Copy each line containing the word "this" from the records that follow, please.

Saved data entries:
--------

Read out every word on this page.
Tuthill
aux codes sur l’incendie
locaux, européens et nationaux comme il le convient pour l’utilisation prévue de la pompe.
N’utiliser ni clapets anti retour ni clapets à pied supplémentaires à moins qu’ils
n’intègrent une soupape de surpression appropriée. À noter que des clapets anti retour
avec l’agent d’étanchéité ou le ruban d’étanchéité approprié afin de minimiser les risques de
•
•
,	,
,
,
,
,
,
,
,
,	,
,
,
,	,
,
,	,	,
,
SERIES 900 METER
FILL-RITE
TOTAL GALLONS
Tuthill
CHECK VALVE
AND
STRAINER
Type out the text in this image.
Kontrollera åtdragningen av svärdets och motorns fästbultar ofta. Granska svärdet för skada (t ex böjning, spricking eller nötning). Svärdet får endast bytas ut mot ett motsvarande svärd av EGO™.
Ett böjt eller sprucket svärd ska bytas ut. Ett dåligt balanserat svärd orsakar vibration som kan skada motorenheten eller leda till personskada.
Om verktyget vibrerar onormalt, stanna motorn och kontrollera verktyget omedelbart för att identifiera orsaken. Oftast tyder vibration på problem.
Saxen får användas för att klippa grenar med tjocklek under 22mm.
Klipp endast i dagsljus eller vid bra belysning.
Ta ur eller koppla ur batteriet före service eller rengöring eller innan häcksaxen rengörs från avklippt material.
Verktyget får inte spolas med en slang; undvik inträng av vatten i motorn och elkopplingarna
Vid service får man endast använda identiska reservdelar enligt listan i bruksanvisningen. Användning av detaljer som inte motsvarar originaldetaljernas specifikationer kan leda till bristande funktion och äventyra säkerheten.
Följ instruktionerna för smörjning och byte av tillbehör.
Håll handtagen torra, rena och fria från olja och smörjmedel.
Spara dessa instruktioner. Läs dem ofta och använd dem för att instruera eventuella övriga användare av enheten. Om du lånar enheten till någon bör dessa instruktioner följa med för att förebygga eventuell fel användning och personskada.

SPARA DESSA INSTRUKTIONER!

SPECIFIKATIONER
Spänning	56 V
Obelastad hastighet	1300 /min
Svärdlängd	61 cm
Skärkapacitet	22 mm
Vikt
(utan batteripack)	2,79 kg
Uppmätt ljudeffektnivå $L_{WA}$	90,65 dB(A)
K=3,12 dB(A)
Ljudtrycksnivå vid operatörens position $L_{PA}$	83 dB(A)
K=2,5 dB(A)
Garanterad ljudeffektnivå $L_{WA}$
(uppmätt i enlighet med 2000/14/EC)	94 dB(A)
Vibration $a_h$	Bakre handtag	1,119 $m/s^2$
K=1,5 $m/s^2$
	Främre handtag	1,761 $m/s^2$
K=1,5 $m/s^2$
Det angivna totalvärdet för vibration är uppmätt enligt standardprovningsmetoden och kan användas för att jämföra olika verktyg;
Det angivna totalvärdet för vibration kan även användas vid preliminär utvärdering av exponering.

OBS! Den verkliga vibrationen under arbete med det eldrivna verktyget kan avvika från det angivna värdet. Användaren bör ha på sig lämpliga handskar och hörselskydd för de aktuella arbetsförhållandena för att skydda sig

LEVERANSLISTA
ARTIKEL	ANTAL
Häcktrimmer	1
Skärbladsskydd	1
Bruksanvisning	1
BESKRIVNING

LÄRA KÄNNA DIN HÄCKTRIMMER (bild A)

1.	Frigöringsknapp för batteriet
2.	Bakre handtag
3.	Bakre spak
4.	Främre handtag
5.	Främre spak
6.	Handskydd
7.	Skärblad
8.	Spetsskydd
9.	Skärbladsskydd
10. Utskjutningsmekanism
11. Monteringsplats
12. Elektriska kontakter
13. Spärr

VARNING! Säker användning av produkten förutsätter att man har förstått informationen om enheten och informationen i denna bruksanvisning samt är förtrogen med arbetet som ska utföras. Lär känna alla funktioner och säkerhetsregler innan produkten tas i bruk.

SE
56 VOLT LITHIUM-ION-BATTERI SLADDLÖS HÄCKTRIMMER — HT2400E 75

--------

| Exercise response |
Read out every word on this page.
Type out the text in this image.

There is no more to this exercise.